#### Material for this task ####

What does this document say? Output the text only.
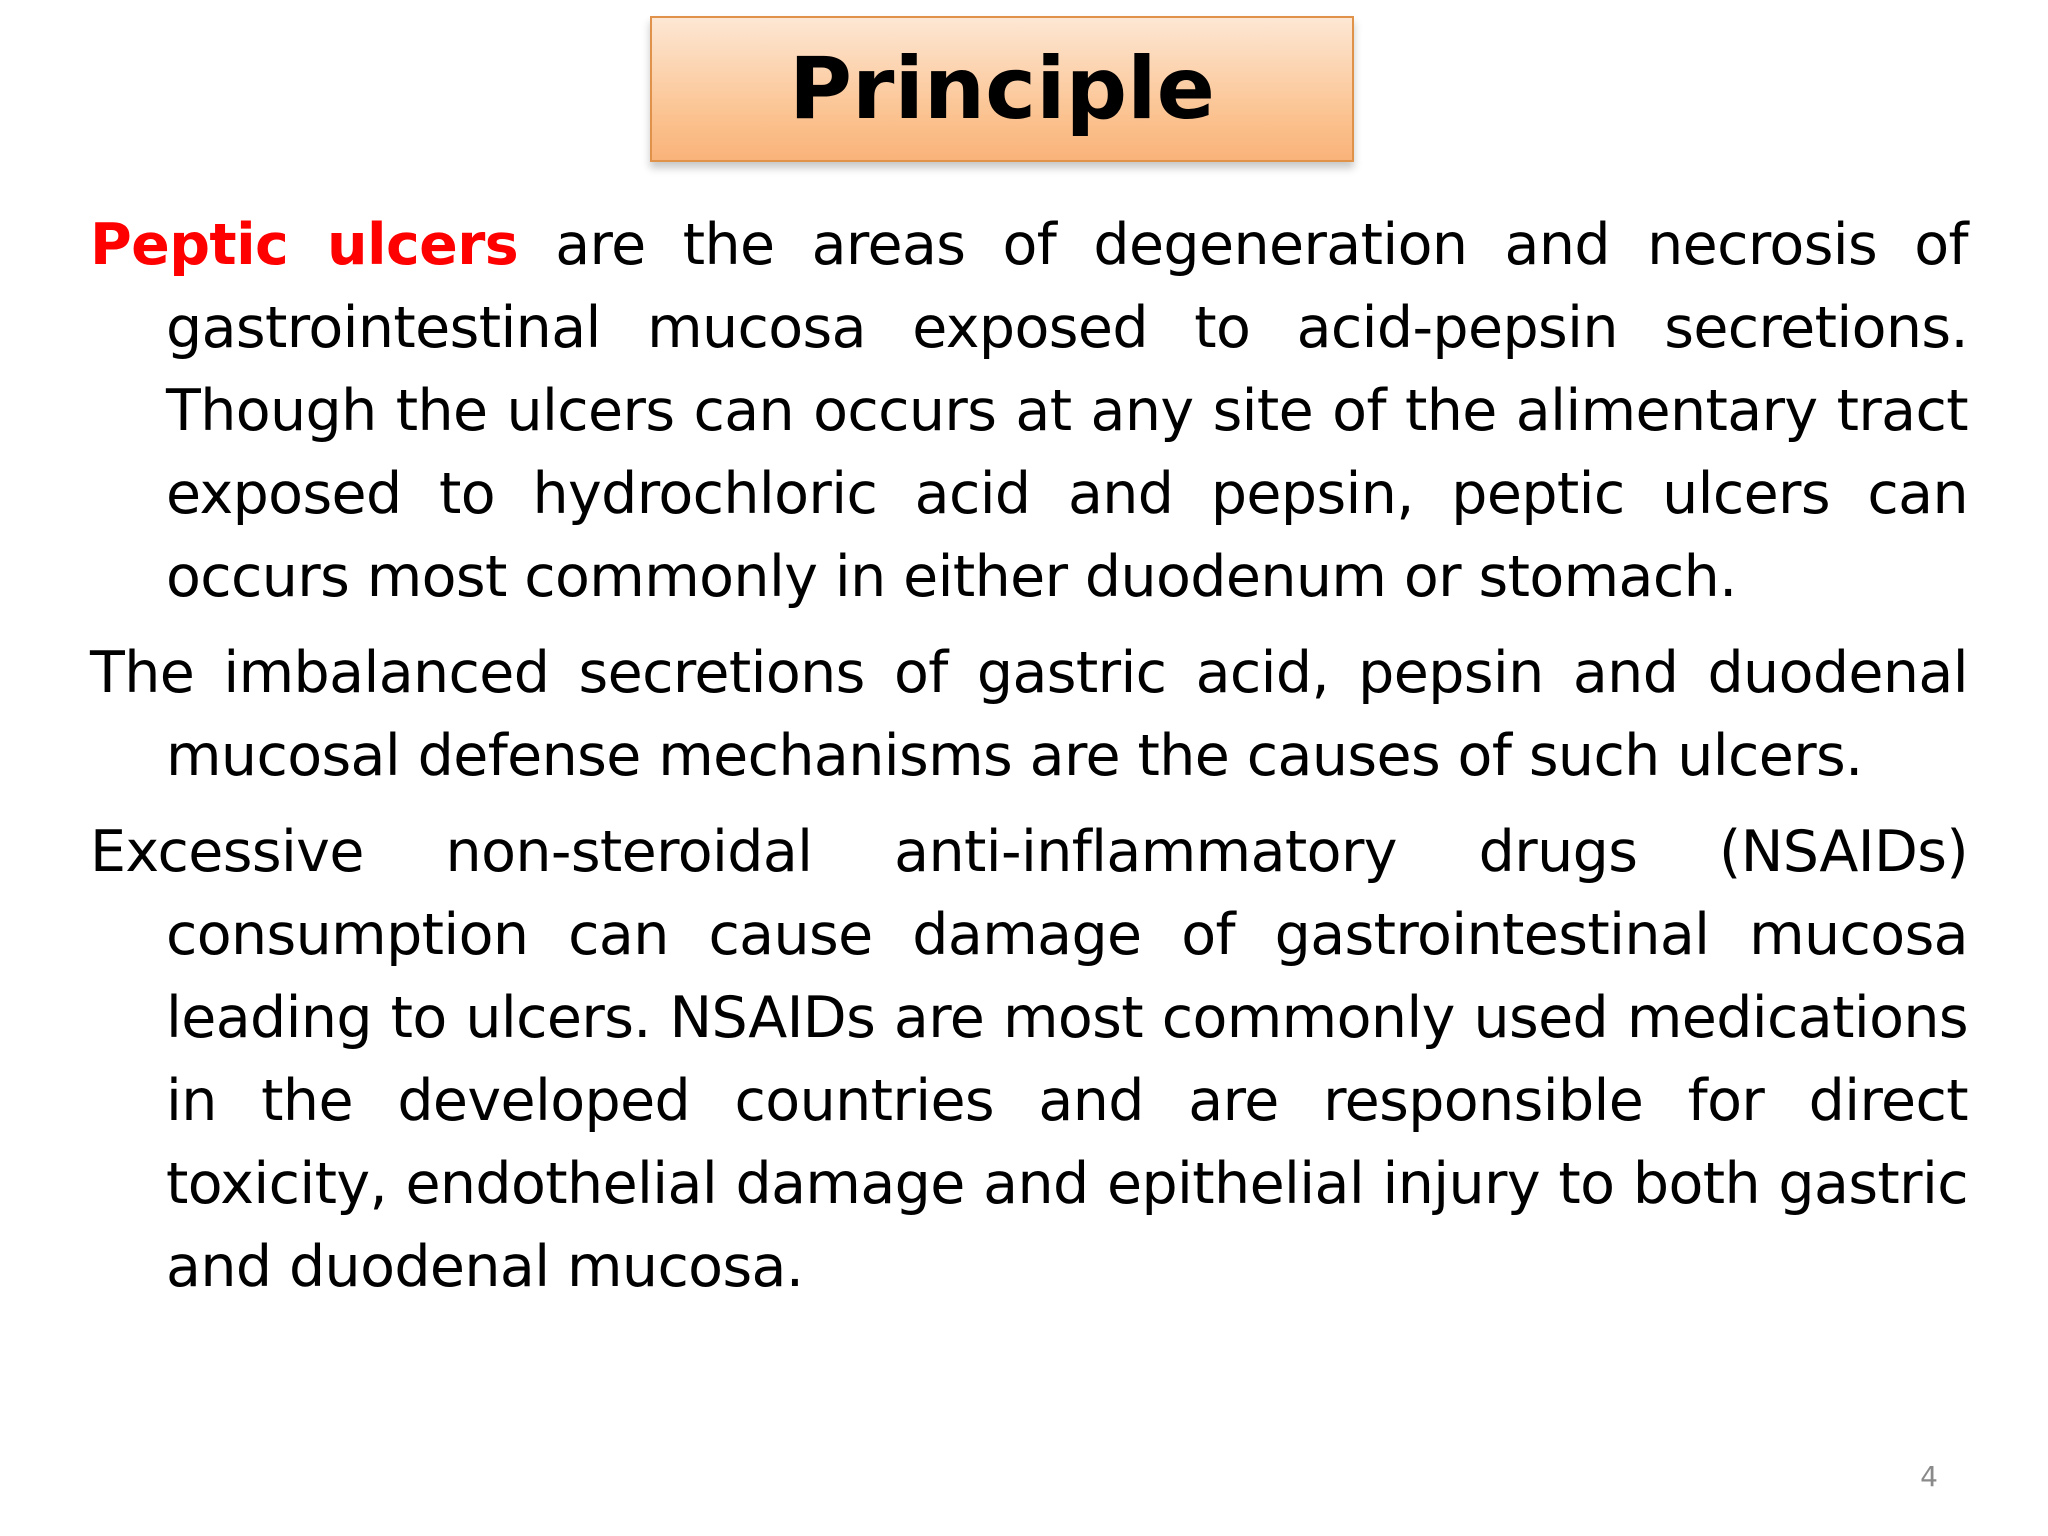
Principle

Peptic ulcers are the areas of degeneration and necrosis of gastrointestinal mucosa exposed to acid-pepsin secretions. Though the ulcers can occurs at any site of the alimentary tract exposed to hydrochloric acid and pepsin, peptic ulcers can occurs most commonly in either duodenum or stomach.

The imbalanced secretions of gastric acid, pepsin and duodenal mucosal defense mechanisms are the causes of such ulcers.

Excessive non-steroidal anti-inflammatory drugs (NSAIDs) consumption can cause damage of gastrointestinal mucosa leading to ulcers. NSAIDs are most commonly used medications in the developed countries and are responsible for direct toxicity, endothelial damage and epithelial injury to both gastric and duodenal mucosa.

4
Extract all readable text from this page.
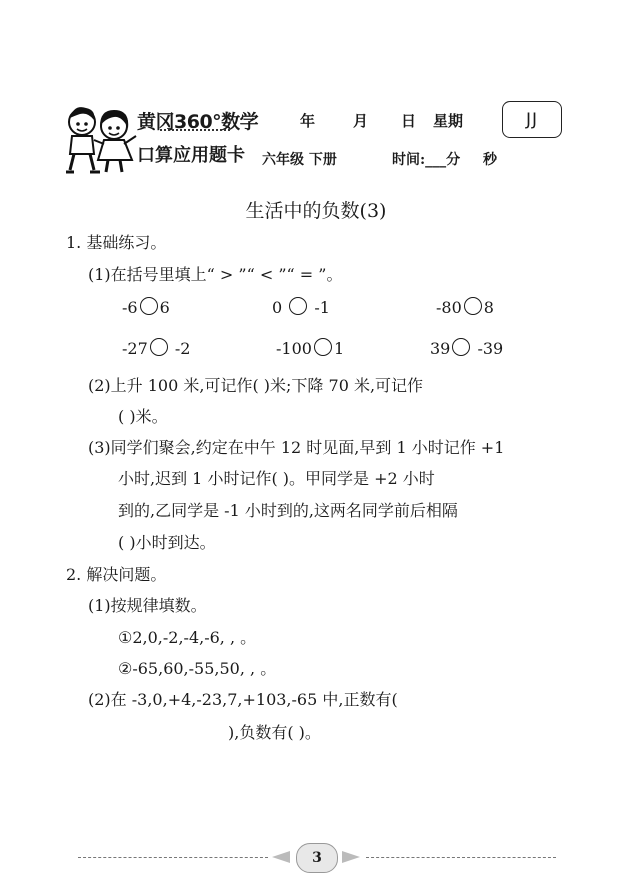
黄冈360°数学
口算应用题卡
年	月 日 星期	JJ
六年级 下册	时间:___分 秒
生活中的负数(3)
1. 基础练习。
(1)在括号里填上“ > ”“ < ”“ = ”。
-6 6	0 -1	-80 8
-27 -2	-100 1	39 -39
(2)上升 100 米,可记作( )米;下降 70 米,可记作
( )米。
(3)同学们聚会,约定在中午 12 时见面,早到 1 小时记作 +1
小时,迟到 1 小时记作( )。甲同学是 +2 小时
到的,乙同学是 -1 小时到的,这两名同学前后相隔
( )小时到达。
2. 解决问题。
(1)按规律填数。
①2,0,-2,-4,-6, , 。
②-65,60,-55,50, , 。
(2)在 -3,0,+4,-23,7,+103,-65 中,正数有(
),负数有( )。
3
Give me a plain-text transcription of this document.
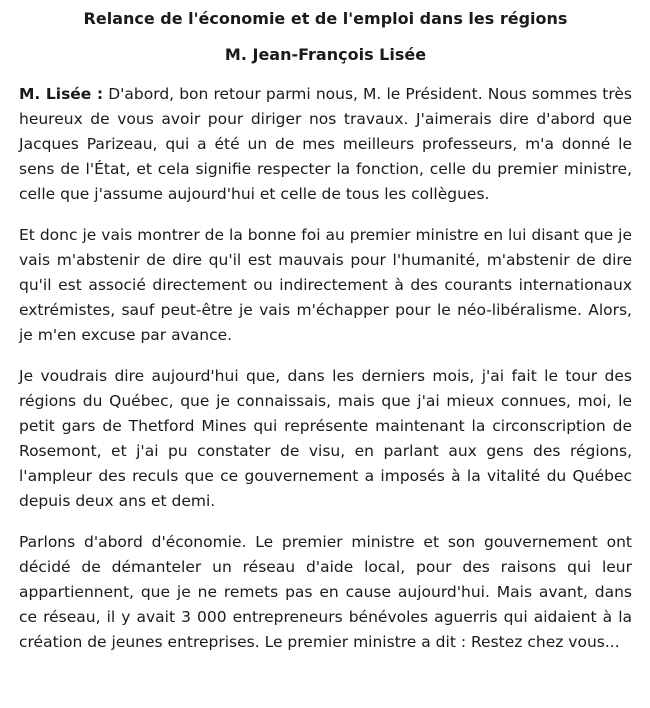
Relance de l'économie et de l'emploi dans les régions
M. Jean-François Lisée

M. Lisée : D'abord, bon retour parmi nous, M. le Président. Nous sommes très heureux de vous avoir pour diriger nos travaux. J'aimerais dire d'abord que Jacques Parizeau, qui a été un de mes meilleurs professeurs, m'a donné le sens de l'État, et cela signifie respecter la fonction, celle du premier ministre, celle que j'assume aujourd'hui et celle de tous les collègues.

Et donc je vais montrer de la bonne foi au premier ministre en lui disant que je vais m'abstenir de dire qu'il est mauvais pour l'humanité, m'abstenir de dire qu'il est associé directement ou indirectement à des courants internationaux extrémistes, sauf peut-être je vais m'échapper pour le néo-libéralisme. Alors, je m'en excuse par avance.

Je voudrais dire aujourd'hui que, dans les derniers mois, j'ai fait le tour des régions du Québec, que je connaissais, mais que j'ai mieux connues, moi, le petit gars de Thetford Mines qui représente maintenant la circonscription de Rosemont, et j'ai pu constater de visu, en parlant aux gens des régions, l'ampleur des reculs que ce gouvernement a imposés à la vitalité du Québec depuis deux ans et demi.

Parlons d'abord d'économie. Le premier ministre et son gouvernement ont décidé de démanteler un réseau d'aide local, pour des raisons qui leur appartiennent, que je ne remets pas en cause aujourd'hui. Mais avant, dans ce réseau, il y avait 3 000 entrepreneurs bénévoles aguerris qui aidaient à la création de jeunes entreprises. Le premier ministre a dit : Restez chez vous...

####

■ Request
Write out the data precisely as given, excluding the pictures.

■ Answer to the problem
What does this document say? Output the text only.
Principle

Peptic ulcers are the areas of degeneration and necrosis of gastrointestinal mucosa exposed to acid-pepsin secretions. Though the ulcers can occurs at any site of the alimentary tract exposed to hydrochloric acid and pepsin, peptic ulcers can occurs most commonly in either duodenum or stomach.

The imbalanced secretions of gastric acid, pepsin and duodenal mucosal defense mechanisms are the causes of such ulcers.

Excessive non-steroidal anti-inflammatory drugs (NSAIDs) consumption can cause damage of gastrointestinal mucosa leading to ulcers. NSAIDs are most commonly used medications in the developed countries and are responsible for direct toxicity, endothelial damage and epithelial injury to both gastric and duodenal mucosa.

4
Extract all readable text from this page.
黄冈360°数学
口算应用题卡
年	月 日 星期	JJ
六年级 下册	时间:___分 秒
生活中的负数(3)
1. 基础练习。
(1)在括号里填上“ > ”“ < ”“ = ”。
-6 6	0 -1	-80 8
-27 -2	-100 1	39 -39
(2)上升 100 米,可记作( )米;下降 70 米,可记作
( )米。
(3)同学们聚会,约定在中午 12 时见面,早到 1 小时记作 +1
小时,迟到 1 小时记作( )。甲同学是 +2 小时
到的,乙同学是 -1 小时到的,这两名同学前后相隔
( )小时到达。
2. 解决问题。
(1)按规律填数。
①2,0,-2,-4,-6, , 。
②-65,60,-55,50, , 。
(2)在 -3,0,+4,-23,7,+103,-65 中,正数有(
),负数有( )。
3
Give me a plain-text transcription of this document.
Relance de l'économie et de l'emploi dans les régions
M. Jean-François Lisée

M. Lisée : D'abord, bon retour parmi nous, M. le Président. Nous sommes très heureux de vous avoir pour diriger nos travaux. J'aimerais dire d'abord que Jacques Parizeau, qui a été un de mes meilleurs professeurs, m'a donné le sens de l'État, et cela signifie respecter la fonction, celle du premier ministre, celle que j'assume aujourd'hui et celle de tous les collègues.

Et donc je vais montrer de la bonne foi au premier ministre en lui disant que je vais m'abstenir de dire qu'il est mauvais pour l'humanité, m'abstenir de dire qu'il est associé directement ou indirectement à des courants internationaux extrémistes, sauf peut-être je vais m'échapper pour le néo-libéralisme. Alors, je m'en excuse par avance.

Je voudrais dire aujourd'hui que, dans les derniers mois, j'ai fait le tour des régions du Québec, que je connaissais, mais que j'ai mieux connues, moi, le petit gars de Thetford Mines qui représente maintenant la circonscription de Rosemont, et j'ai pu constater de visu, en parlant aux gens des régions, l'ampleur des reculs que ce gouvernement a imposés à la vitalité du Québec depuis deux ans et demi.

Parlons d'abord d'économie. Le premier ministre et son gouvernement ont décidé de démanteler un réseau d'aide local, pour des raisons qui leur appartiennent, que je ne remets pas en cause aujourd'hui. Mais avant, dans ce réseau, il y avait 3 000 entrepreneurs bénévoles aguerris qui aidaient à la création de jeunes entreprises. Le premier ministre a dit : Restez chez vous...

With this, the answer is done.